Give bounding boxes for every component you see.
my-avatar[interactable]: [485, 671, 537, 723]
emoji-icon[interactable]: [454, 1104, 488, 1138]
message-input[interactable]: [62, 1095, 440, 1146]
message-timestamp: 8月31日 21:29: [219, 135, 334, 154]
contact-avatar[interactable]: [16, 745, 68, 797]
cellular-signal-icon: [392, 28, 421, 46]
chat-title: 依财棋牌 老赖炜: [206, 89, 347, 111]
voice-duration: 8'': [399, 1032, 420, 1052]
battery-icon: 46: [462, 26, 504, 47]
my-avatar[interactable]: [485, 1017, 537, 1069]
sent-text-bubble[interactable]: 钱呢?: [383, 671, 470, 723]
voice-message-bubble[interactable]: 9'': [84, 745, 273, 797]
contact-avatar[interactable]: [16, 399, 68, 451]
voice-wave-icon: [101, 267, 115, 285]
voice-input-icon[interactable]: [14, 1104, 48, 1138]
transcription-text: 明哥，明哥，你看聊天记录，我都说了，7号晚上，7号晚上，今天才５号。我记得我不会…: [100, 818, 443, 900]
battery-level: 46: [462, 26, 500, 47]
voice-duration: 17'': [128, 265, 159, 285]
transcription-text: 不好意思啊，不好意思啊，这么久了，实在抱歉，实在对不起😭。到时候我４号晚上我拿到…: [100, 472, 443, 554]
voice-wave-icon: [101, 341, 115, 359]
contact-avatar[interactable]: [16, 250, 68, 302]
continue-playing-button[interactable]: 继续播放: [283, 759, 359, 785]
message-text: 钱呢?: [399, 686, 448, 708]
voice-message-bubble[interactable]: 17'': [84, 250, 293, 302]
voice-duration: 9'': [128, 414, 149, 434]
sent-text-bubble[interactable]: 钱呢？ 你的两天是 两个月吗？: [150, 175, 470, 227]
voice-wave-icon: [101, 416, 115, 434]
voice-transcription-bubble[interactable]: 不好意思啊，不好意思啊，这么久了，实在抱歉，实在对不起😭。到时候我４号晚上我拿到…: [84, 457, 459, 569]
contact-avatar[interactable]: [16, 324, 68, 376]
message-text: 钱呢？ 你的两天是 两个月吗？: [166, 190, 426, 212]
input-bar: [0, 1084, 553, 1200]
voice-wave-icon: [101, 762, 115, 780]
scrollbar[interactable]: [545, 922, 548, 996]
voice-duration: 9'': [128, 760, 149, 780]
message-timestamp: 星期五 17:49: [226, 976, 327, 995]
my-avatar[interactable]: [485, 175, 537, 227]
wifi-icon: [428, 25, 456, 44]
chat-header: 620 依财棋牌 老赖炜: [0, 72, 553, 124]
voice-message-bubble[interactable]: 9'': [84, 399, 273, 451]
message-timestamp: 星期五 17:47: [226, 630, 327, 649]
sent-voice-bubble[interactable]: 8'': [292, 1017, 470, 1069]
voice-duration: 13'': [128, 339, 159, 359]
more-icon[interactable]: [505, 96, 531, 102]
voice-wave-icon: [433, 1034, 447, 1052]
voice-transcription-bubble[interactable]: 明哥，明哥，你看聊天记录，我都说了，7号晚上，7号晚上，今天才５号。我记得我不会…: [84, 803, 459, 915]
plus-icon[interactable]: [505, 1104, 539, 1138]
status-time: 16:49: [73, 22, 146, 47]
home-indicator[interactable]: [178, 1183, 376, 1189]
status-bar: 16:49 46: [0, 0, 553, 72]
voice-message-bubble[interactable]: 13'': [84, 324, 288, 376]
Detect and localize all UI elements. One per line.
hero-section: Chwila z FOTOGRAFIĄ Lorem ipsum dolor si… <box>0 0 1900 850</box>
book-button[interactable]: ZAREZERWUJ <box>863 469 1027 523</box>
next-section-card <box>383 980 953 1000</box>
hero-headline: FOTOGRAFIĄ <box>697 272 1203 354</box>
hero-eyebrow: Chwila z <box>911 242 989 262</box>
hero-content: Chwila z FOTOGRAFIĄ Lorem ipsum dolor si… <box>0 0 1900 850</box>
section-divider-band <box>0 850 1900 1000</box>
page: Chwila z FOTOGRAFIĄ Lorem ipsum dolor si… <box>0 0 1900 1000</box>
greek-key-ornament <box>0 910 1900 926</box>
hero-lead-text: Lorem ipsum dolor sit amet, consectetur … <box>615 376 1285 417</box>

----

§ DIRECTION
Lay out the data above as a Markdown table with two columns, Row for the row number and Line for the line itself. Leave out any blank lines.

§ THE COMPLETED TASK
| Row | Line |
|---|---|
| 1 | Give bounding boxes for every component you see. |
| 2 | my-avatar[interactable]: [485, 671, 537, 723] |
| 3 | emoji-icon[interactable]: [454, 1104, 488, 1138] |
| 4 | message-input[interactable]: [62, 1095, 440, 1146] |
| 5 | message-timestamp: 8月31日 21:29: [219, 135, 334, 154] |
| 6 | contact-avatar[interactable]: [16, 745, 68, 797] |
| 7 | cellular-signal-icon: [392, 28, 421, 46] |
| 8 | chat-title: 依财棋牌 老赖炜: [206, 89, 347, 111] |
| 9 | voice-duration: 8'': [399, 1032, 420, 1052] |
| 10 | battery-icon: 46: [462, 26, 504, 47] |
| 11 | my-avatar[interactable]: [485, 1017, 537, 1069] |
| 12 | sent-text-bubble[interactable]: 钱呢?: [383, 671, 470, 723] |
| 13 | voice-message-bubble[interactable]: 9'': [84, 745, 273, 797] |
| 14 | contact-avatar[interactable]: [16, 399, 68, 451] |
| 15 | voice-wave-icon: [101, 267, 115, 285] |
| 16 | voice-input-icon[interactable]: [14, 1104, 48, 1138] |
| 17 | transcription-text: 明哥，明哥，你看聊天记录，我都说了，7号晚上，7号晚上，今天才５号。我记得我不会…: [100, 818, 443, 900] |
| 18 | battery-level: 46: [462, 26, 500, 47] |
| 19 | voice-duration: 17'': [128, 265, 159, 285] |
| 20 | transcription-text: 不好意思啊，不好意思啊，这么久了，实在抱歉，实在对不起😭。到时候我４号晚上我拿到…: [100, 472, 443, 554] |
| 21 | voice-wave-icon: [101, 341, 115, 359] |
| 22 | contact-avatar[interactable]: [16, 250, 68, 302] |
| 23 | continue-playing-button[interactable]: 继续播放: [283, 759, 359, 785] |
| 24 | message-text: 钱呢?: [399, 686, 448, 708] |
| 25 | voice-message-bubble[interactable]: 17'': [84, 250, 293, 302] |
| 26 | voice-duration: 9'': [128, 414, 149, 434] |
| 27 | sent-text-bubble[interactable]: 钱呢？ 你的两天是 两个月吗？: [150, 175, 470, 227] |
| 28 | voice-wave-icon: [101, 416, 115, 434] |
| 29 | voice-transcription-bubble[interactable]: 不好意思啊，不好意思啊，这么久了，实在抱歉，实在对不起😭。到时候我４号晚上我拿到…: [84, 457, 459, 569] |
| 30 | contact-avatar[interactable]: [16, 324, 68, 376] |
| 31 | message-text: 钱呢？ 你的两天是 两个月吗？: [166, 190, 426, 212] |
| 32 | input-bar: [0, 1084, 553, 1200] |
| 33 | voice-wave-icon: [101, 762, 115, 780] |
| 34 | scrollbar[interactable]: [545, 922, 548, 996] |
| 35 | voice-duration: 9'': [128, 760, 149, 780] |
| 36 | message-timestamp: 星期五 17:49: [226, 976, 327, 995] |
| 37 | my-avatar[interactable]: [485, 175, 537, 227] |
| 38 | wifi-icon: [428, 25, 456, 44] |
| 39 | chat-header: 620 依财棋牌 老赖炜: [0, 72, 553, 124] |
| 40 | voice-message-bubble[interactable]: 9'': [84, 399, 273, 451] |
| 41 | message-timestamp: 星期五 17:47: [226, 630, 327, 649] |
| 42 | sent-voice-bubble[interactable]: 8'': [292, 1017, 470, 1069] |
| 43 | voice-duration: 13'': [128, 339, 159, 359] |
| 44 | more-icon[interactable]: [505, 96, 531, 102] |
| 45 | voice-wave-icon: [433, 1034, 447, 1052] |
| 46 | voice-transcription-bubble[interactable]: 明哥，明哥，你看聊天记录，我都说了，7号晚上，7号晚上，今天才５号。我记得我不会…: [84, 803, 459, 915] |
| 47 | plus-icon[interactable]: [505, 1104, 539, 1138] |
| 48 | status-time: 16:49: [73, 22, 146, 47] |
| 49 | home-indicator[interactable]: [178, 1183, 376, 1189] |
| 50 | status-bar: 16:49 46: [0, 0, 553, 72] |
| 51 | voice-message-bubble[interactable]: 13'': [84, 324, 288, 376] |
| 52 | Detect and localize all UI elements. One per line. |
| 53 | hero-section: Chwila z FOTOGRAFIĄ Lorem ipsum dolor si… <box>0 0 1900 850</box> |
| 54 | book-button[interactable]: ZAREZERWUJ <box>863 469 1027 523</box> |
| 55 | next-section-card <box>383 980 953 1000</box> |
| 56 | hero-headline: FOTOGRAFIĄ <box>697 272 1203 354</box> |
| 57 | hero-eyebrow: Chwila z <box>911 242 989 262</box> |
| 58 | hero-content: Chwila z FOTOGRAFIĄ Lorem ipsum dolor si… <box>0 0 1900 850</box> |
| 59 | section-divider-band <box>0 850 1900 1000</box> |
| 60 | page: Chwila z FOTOGRAFIĄ Lorem ipsum dolor si… <box>0 0 1900 1000</box> |
| 61 | greek-key-ornament <box>0 910 1900 926</box> |
| 62 | hero-lead-text: Lorem ipsum dolor sit amet, consectetur … <box>615 376 1285 417</box> |